◆ Task to complete
Convert the lines below into a JSON list of strings, one string per line, leaving out blank lines. Start at the first line of the records and stop after the line that has "menu-item-label: Update Firmware".

>> Begin Data provided

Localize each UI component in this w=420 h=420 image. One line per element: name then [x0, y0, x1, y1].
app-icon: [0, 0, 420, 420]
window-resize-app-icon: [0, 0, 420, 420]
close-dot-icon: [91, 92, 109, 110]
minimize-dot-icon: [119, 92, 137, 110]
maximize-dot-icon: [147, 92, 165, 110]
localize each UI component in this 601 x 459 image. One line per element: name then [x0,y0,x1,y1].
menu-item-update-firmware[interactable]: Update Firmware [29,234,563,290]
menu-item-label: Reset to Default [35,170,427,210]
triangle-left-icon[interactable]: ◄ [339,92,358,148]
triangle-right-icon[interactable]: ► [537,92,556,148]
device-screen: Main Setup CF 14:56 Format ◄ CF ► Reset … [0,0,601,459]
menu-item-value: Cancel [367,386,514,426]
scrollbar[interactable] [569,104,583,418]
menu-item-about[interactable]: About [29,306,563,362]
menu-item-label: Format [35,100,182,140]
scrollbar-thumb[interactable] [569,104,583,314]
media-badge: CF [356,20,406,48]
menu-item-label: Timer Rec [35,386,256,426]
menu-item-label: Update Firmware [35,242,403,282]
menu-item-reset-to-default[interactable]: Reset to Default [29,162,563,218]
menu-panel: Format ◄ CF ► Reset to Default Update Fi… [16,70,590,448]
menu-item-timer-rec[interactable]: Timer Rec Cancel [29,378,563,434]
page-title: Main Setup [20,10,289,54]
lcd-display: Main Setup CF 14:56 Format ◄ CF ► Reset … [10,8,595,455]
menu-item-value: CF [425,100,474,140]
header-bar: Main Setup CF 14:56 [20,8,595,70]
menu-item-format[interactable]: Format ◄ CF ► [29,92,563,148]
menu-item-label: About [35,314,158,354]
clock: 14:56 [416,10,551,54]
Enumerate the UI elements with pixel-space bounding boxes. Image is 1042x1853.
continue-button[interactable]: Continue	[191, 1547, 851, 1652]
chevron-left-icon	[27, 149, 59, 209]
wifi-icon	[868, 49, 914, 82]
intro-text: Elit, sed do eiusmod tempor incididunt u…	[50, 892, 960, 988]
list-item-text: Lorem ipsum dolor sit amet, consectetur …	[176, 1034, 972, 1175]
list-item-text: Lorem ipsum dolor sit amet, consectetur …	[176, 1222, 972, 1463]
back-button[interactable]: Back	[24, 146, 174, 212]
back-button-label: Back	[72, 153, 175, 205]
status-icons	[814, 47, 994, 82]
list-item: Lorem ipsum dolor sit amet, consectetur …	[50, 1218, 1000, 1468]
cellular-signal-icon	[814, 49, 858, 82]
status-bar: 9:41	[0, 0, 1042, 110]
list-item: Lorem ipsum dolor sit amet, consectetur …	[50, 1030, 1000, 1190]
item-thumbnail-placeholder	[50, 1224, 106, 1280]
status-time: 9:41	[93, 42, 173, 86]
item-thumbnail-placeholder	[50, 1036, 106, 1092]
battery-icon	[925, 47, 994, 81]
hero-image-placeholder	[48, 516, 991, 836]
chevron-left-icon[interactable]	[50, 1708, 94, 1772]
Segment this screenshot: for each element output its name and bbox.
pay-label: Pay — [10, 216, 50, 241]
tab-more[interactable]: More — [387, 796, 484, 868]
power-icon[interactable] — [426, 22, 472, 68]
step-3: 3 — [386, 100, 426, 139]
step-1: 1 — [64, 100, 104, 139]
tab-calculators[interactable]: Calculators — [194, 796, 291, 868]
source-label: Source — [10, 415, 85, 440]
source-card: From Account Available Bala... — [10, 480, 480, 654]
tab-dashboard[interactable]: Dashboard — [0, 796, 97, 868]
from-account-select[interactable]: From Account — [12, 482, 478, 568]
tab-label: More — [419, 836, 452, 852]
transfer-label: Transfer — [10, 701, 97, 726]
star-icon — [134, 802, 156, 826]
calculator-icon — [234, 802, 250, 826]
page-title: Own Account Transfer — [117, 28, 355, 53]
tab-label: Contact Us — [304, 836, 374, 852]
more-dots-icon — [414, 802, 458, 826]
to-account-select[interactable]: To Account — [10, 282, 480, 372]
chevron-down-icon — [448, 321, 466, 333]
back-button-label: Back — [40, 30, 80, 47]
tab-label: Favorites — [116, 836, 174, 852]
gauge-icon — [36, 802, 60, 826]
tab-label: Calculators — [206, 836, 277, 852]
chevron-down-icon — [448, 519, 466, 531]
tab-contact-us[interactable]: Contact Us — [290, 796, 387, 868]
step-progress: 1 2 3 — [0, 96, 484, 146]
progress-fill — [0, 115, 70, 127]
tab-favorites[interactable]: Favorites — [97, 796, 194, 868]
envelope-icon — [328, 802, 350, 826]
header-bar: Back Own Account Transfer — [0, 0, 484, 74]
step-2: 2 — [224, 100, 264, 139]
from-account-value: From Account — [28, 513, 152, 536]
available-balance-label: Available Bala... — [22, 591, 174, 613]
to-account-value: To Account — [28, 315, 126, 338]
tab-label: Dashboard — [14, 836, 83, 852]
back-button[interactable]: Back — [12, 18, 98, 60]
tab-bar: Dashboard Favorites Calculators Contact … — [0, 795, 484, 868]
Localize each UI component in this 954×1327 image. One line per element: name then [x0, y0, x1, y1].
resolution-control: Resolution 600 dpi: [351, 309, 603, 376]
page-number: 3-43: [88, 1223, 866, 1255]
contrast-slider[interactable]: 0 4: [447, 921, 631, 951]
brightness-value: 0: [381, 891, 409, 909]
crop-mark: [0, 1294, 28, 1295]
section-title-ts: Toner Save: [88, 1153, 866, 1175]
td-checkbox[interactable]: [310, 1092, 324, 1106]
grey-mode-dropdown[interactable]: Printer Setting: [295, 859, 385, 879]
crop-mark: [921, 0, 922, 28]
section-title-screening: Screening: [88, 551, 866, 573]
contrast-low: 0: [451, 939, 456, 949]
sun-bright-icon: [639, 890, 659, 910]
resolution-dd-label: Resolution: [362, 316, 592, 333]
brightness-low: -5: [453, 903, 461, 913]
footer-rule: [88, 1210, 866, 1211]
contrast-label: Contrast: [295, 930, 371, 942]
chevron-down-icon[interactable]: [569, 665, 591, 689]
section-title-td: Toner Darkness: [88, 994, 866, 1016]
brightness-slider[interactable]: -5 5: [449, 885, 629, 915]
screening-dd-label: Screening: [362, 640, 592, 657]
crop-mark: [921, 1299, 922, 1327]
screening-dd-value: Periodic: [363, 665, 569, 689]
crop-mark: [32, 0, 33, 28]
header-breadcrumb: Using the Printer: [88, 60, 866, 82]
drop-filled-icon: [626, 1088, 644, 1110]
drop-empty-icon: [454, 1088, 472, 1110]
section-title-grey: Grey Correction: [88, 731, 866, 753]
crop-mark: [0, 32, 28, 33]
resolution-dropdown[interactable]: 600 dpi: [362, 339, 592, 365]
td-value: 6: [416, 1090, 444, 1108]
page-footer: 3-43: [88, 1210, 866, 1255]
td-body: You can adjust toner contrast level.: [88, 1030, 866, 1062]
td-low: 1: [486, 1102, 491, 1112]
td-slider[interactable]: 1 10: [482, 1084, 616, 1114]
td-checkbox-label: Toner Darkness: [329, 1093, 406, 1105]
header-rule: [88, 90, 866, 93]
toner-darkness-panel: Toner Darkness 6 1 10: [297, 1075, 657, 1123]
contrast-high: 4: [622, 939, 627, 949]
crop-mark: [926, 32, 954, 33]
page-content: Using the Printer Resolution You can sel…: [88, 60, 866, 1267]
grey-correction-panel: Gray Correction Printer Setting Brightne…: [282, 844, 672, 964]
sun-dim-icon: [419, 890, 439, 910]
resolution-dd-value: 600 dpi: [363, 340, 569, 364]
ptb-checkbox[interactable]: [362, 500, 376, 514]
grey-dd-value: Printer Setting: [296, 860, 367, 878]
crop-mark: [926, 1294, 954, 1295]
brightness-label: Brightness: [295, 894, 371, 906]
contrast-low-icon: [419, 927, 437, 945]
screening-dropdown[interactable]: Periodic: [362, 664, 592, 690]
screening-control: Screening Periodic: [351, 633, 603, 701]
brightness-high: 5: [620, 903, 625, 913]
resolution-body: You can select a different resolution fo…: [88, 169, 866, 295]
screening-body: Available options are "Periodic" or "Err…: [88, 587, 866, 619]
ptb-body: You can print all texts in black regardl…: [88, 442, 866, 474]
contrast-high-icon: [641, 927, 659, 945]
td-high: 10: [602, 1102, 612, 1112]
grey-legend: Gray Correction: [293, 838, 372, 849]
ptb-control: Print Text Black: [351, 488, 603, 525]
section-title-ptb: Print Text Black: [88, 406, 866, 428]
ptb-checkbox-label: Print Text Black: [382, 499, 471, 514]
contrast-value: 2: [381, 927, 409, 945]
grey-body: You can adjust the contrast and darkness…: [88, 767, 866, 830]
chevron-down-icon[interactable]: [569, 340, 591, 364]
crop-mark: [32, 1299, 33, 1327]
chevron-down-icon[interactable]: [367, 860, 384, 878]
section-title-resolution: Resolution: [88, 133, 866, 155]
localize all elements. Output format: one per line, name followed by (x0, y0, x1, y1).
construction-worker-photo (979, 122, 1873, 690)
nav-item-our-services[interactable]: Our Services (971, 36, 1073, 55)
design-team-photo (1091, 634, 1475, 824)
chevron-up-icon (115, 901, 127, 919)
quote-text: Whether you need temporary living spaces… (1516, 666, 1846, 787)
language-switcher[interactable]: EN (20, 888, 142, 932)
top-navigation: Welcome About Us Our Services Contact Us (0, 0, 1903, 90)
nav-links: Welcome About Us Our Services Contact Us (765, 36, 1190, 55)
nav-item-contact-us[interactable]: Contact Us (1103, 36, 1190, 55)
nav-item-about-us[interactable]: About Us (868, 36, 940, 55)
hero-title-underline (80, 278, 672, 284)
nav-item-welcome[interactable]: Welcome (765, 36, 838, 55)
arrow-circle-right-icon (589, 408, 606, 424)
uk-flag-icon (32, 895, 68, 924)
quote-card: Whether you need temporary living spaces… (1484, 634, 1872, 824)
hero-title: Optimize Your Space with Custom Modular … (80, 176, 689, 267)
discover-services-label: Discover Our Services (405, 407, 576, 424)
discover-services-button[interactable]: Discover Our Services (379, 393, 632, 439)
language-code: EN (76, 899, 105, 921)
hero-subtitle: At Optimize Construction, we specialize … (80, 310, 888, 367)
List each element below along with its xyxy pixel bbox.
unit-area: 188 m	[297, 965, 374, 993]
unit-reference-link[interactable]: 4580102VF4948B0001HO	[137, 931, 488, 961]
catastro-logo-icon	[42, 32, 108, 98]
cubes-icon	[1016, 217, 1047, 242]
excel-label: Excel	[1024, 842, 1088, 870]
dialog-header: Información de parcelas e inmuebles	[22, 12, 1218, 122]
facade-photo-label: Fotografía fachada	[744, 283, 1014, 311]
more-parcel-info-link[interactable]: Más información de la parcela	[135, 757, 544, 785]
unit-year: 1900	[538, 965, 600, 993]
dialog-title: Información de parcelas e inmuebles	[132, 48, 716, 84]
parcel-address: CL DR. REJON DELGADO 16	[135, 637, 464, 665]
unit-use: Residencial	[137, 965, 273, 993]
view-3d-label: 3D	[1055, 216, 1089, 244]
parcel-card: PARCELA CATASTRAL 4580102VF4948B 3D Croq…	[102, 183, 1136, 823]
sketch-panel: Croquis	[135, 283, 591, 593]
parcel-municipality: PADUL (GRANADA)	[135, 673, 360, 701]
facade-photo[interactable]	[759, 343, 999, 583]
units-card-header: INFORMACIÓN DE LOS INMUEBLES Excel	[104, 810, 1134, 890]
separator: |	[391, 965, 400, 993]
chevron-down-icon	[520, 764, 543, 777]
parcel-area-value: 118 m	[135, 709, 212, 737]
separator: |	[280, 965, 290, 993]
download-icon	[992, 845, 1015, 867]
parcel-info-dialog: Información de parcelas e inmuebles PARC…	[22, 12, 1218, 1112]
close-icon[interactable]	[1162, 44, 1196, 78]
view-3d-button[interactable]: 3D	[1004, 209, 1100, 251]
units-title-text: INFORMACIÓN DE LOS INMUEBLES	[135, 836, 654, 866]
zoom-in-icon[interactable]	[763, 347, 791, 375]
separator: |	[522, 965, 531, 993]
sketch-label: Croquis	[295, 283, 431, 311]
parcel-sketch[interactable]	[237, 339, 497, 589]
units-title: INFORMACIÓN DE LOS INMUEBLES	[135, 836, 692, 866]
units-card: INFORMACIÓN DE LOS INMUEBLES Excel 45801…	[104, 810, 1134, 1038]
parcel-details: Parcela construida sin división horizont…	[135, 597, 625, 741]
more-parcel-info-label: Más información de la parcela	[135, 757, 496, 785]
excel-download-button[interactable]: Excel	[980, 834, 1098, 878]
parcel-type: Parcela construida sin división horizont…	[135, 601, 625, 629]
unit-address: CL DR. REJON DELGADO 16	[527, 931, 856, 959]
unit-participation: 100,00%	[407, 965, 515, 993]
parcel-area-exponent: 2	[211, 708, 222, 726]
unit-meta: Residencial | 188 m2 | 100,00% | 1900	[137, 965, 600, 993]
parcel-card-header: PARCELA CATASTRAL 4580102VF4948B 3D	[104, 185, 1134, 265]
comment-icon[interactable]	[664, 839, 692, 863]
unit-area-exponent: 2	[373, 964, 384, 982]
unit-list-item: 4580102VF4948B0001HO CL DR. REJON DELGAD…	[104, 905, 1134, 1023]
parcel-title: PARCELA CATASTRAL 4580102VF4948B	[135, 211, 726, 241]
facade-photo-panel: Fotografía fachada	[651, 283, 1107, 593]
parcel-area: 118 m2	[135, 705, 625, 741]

>> End Data provided

◆ Finished exercise
[
  "Localize each UI component in this w=420 h=420 image. One line per element: name then [x0, y0, x1, y1].",
  "app-icon: [0, 0, 420, 420]",
  "window-resize-app-icon: [0, 0, 420, 420]",
  "close-dot-icon: [91, 92, 109, 110]",
  "minimize-dot-icon: [119, 92, 137, 110]",
  "maximize-dot-icon: [147, 92, 165, 110]",
  "localize each UI component in this 601 x 459 image. One line per element: name then [x0,y0,x1,y1].",
  "menu-item-update-firmware[interactable]: Update Firmware [29,234,563,290]",
  "menu-item-label: Reset to Default [35,170,427,210]",
  "triangle-left-icon[interactable]: ◄ [339,92,358,148]",
  "triangle-right-icon[interactable]: ► [537,92,556,148]",
  "device-screen: Main Setup CF 14:56 Format ◄ CF ► Reset … [0,0,601,459]",
  "menu-item-value: Cancel [367,386,514,426]",
  "scrollbar[interactable] [569,104,583,418]",
  "menu-item-about[interactable]: About [29,306,563,362]",
  "menu-item-label: Format [35,100,182,140]",
  "scrollbar-thumb[interactable] [569,104,583,314]",
  "media-badge: CF [356,20,406,48]",
  "menu-item-label: Timer Rec [35,386,256,426]",
  "menu-item-label: Update Firmware [35,242,403,282]"
]